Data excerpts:
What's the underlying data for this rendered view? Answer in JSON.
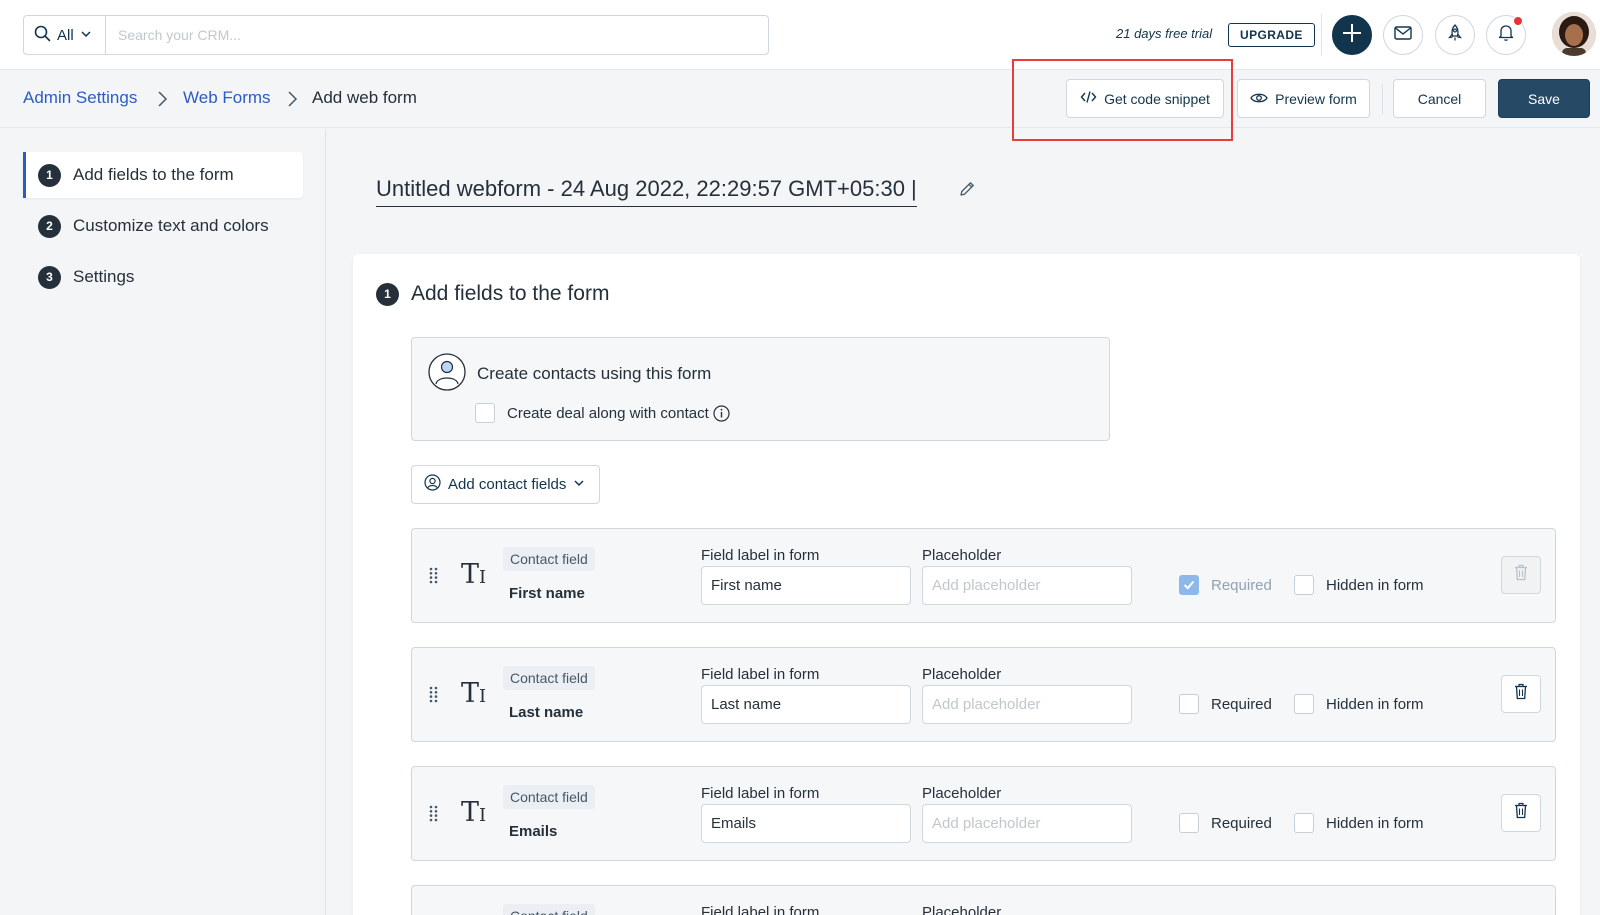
{
  "search": {
    "scope_label": "All",
    "placeholder": "Search your CRM...",
    "value": ""
  },
  "topbar": {
    "trial_text": "21 days free trial",
    "upgrade_label": "UPGRADE",
    "icons": [
      "plus-icon",
      "mail-icon",
      "rocket-icon",
      "bell-icon"
    ],
    "notification_dot_color": "#e43538"
  },
  "breadcrumb": {
    "items": [
      "Admin Settings",
      "Web Forms",
      "Add web form"
    ]
  },
  "actions": {
    "snippet_label": "Get code snippet",
    "preview_label": "Preview form",
    "cancel_label": "Cancel",
    "save_label": "Save"
  },
  "sidebar": {
    "steps": [
      {
        "num": "1",
        "label": "Add fields to the form"
      },
      {
        "num": "2",
        "label": "Customize text and colors"
      },
      {
        "num": "3",
        "label": "Settings"
      }
    ]
  },
  "form": {
    "title": "Untitled webform - 24 Aug 2022, 22:29:57 GMT+05:30 |"
  },
  "section": {
    "num": "1",
    "title": "Add fields to the form",
    "contacts_title": "Create contacts using this form",
    "deal_label": "Create deal along with contact",
    "add_fields_label": "Add contact fields"
  },
  "fields": [
    {
      "tag": "Contact field",
      "name": "First name",
      "label_header": "Field label in form",
      "label_value": "First name",
      "placeholder_header": "Placeholder",
      "placeholder_hint": "Add placeholder",
      "required_label": "Required",
      "required": true,
      "hidden_label": "Hidden in form",
      "hidden": false
    },
    {
      "tag": "Contact field",
      "name": "Last name",
      "label_header": "Field label in form",
      "label_value": "Last name",
      "placeholder_header": "Placeholder",
      "placeholder_hint": "Add placeholder",
      "required_label": "Required",
      "required": false,
      "hidden_label": "Hidden in form",
      "hidden": false
    },
    {
      "tag": "Contact field",
      "name": "Emails",
      "label_header": "Field label in form",
      "label_value": "Emails",
      "placeholder_header": "Placeholder",
      "placeholder_hint": "Add placeholder",
      "required_label": "Required",
      "required": false,
      "hidden_label": "Hidden in form",
      "hidden": false
    },
    {
      "tag": "Contact field",
      "label_header": "Field label in form",
      "placeholder_header": "Placeholder"
    }
  ],
  "colors": {
    "primary": "#264966",
    "link": "#2c5cc5",
    "highlight": "#e93c3c"
  }
}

:: Task instructions ::
Drop the pictures and reproduce the rest of the entries above exactly.

:: Written answer ::
What's the underlying data for this rendered view? Answer in JSON.
{
  "search": {
    "scope_label": "All",
    "placeholder": "Search your CRM...",
    "value": ""
  },
  "topbar": {
    "trial_text": "21 days free trial",
    "upgrade_label": "UPGRADE",
    "icons": [
      "plus-icon",
      "mail-icon",
      "rocket-icon",
      "bell-icon"
    ],
    "notification_dot_color": "#e43538"
  },
  "breadcrumb": {
    "items": [
      "Admin Settings",
      "Web Forms",
      "Add web form"
    ]
  },
  "actions": {
    "snippet_label": "Get code snippet",
    "preview_label": "Preview form",
    "cancel_label": "Cancel",
    "save_label": "Save"
  },
  "sidebar": {
    "steps": [
      {
        "num": "1",
        "label": "Add fields to the form"
      },
      {
        "num": "2",
        "label": "Customize text and colors"
      },
      {
        "num": "3",
        "label": "Settings"
      }
    ]
  },
  "form": {
    "title": "Untitled webform - 24 Aug 2022, 22:29:57 GMT+05:30 |"
  },
  "section": {
    "num": "1",
    "title": "Add fields to the form",
    "contacts_title": "Create contacts using this form",
    "deal_label": "Create deal along with contact",
    "add_fields_label": "Add contact fields"
  },
  "fields": [
    {
      "tag": "Contact field",
      "name": "First name",
      "label_header": "Field label in form",
      "label_value": "First name",
      "placeholder_header": "Placeholder",
      "placeholder_hint": "Add placeholder",
      "required_label": "Required",
      "required": true,
      "hidden_label": "Hidden in form",
      "hidden": false
    },
    {
      "tag": "Contact field",
      "name": "Last name",
      "label_header": "Field label in form",
      "label_value": "Last name",
      "placeholder_header": "Placeholder",
      "placeholder_hint": "Add placeholder",
      "required_label": "Required",
      "required": false,
      "hidden_label": "Hidden in form",
      "hidden": false
    },
    {
      "tag": "Contact field",
      "name": "Emails",
      "label_header": "Field label in form",
      "label_value": "Emails",
      "placeholder_header": "Placeholder",
      "placeholder_hint": "Add placeholder",
      "required_label": "Required",
      "required": false,
      "hidden_label": "Hidden in form",
      "hidden": false
    },
    {
      "tag": "Contact field",
      "label_header": "Field label in form",
      "placeholder_header": "Placeholder"
    }
  ],
  "colors": {
    "primary": "#264966",
    "link": "#2c5cc5",
    "highlight": "#e93c3c"
  }
}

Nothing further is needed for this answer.